● RECORDS FOR THE EXERCISE
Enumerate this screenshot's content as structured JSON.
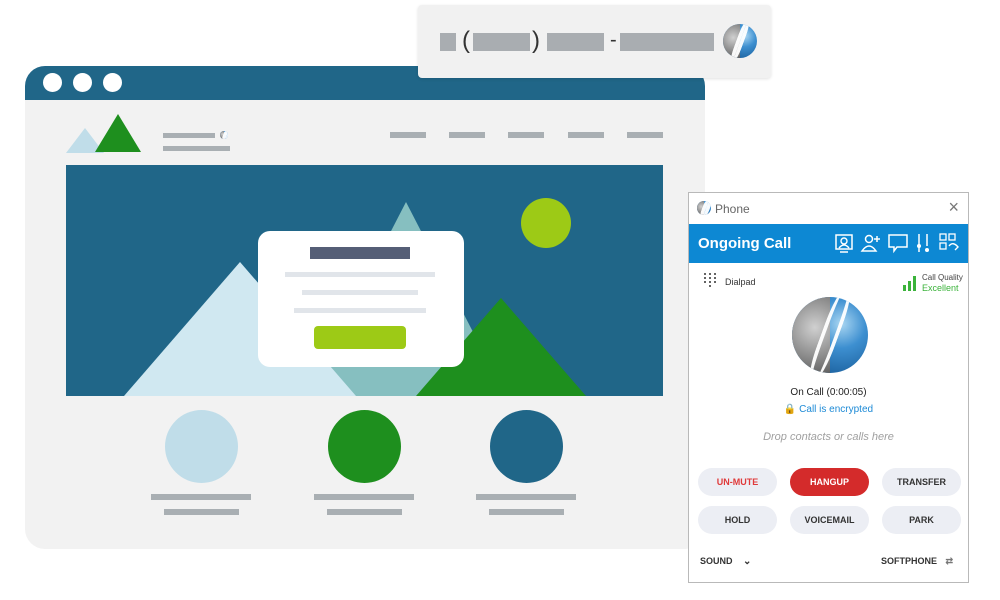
{
  "popup": {
    "open_paren": "(",
    "close_paren": ")",
    "dash": "-",
    "logo_icon": "brand-logo-icon"
  },
  "browser_mockup": {
    "colors": {
      "frame": "#206688",
      "page": "#f2f2f2",
      "hero": "#206688",
      "accent_green": "#1e8f1e",
      "lime": "#9dca16",
      "light_blue": "#c0dde9",
      "teal": "#86bfc0"
    },
    "nav_placeholder_count": 5,
    "feature_count": 3
  },
  "phone": {
    "window_title": "Phone",
    "close_icon": "×",
    "header_title": "Ongoing Call",
    "header_icons": [
      "contact-card-icon",
      "add-user-icon",
      "chat-icon",
      "sliders-icon",
      "apps-icon"
    ],
    "dialpad_label": "Dialpad",
    "call_quality_label": "Call Quality",
    "call_quality_value": "Excellent",
    "status": "On Call (0:00:05)",
    "encrypted_label": "Call is encrypted",
    "drop_hint": "Drop contacts or calls here",
    "buttons": [
      {
        "label": "UN-MUTE",
        "style": "red-text"
      },
      {
        "label": "HANGUP",
        "style": "hangup"
      },
      {
        "label": "TRANSFER",
        "style": "default"
      },
      {
        "label": "HOLD",
        "style": "default"
      },
      {
        "label": "VOICEMAIL",
        "style": "default"
      },
      {
        "label": "PARK",
        "style": "default"
      }
    ],
    "sound_label": "SOUND",
    "softphone_label": "SOFTPHONE",
    "colors": {
      "header": "#0d88d3",
      "hangup": "#d42b2b",
      "unmute_text": "#e03a3a",
      "quality": "#3bb33b",
      "encrypted": "#1d8ad6"
    }
  }
}
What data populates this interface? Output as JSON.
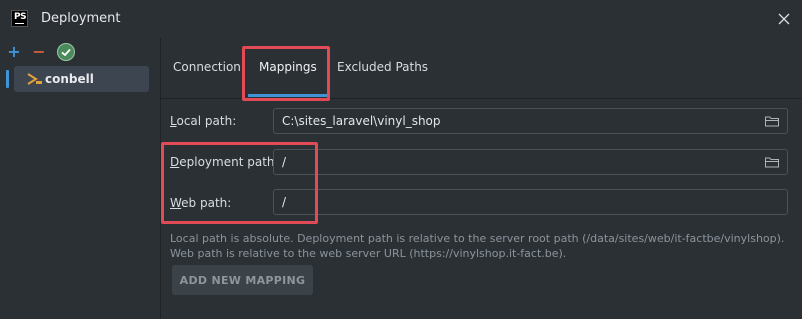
{
  "window": {
    "app_icon_text": "PS",
    "title": "Deployment",
    "close_icon": "close-icon"
  },
  "toolbar": {
    "add_icon": "plus-icon",
    "remove_icon": "minus-icon",
    "check_icon": "check-circle-icon",
    "add_label": "+",
    "remove_label": "−"
  },
  "servers": [
    {
      "label": "conbell",
      "icon": "sftp-server-icon",
      "selected": true
    }
  ],
  "tabs": [
    {
      "label": "Connection",
      "active": false
    },
    {
      "label": "Mappings",
      "active": true
    },
    {
      "label": "Excluded Paths",
      "active": false
    }
  ],
  "mapping": {
    "local_path_label_prefix": "L",
    "local_path_label_rest": "ocal path:",
    "local_path_value": "C:\\sites_laravel\\vinyl_shop",
    "deployment_path_label_prefix": "D",
    "deployment_path_label_rest": "eployment path:",
    "deployment_path_value": "/",
    "web_path_label_prefix": "W",
    "web_path_label_rest": "eb path:",
    "web_path_value": "/"
  },
  "help": {
    "line1": "Local path is absolute. Deployment path is relative to the server root path (/data/sites/web/it-factbe/vinylshop).",
    "line2": "Web path is relative to the web server URL (https://vinylshop.it-fact.be)."
  },
  "add_mapping_label": "ADD NEW MAPPING",
  "colors": {
    "accent": "#3f93d6",
    "highlight": "#e24a55",
    "background": "#2b3035"
  }
}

● PROBLEM DETAILS
Above are some records. Count the lines among them with the word "relative", and answer with the number only.

● WORKED SOLUTION
2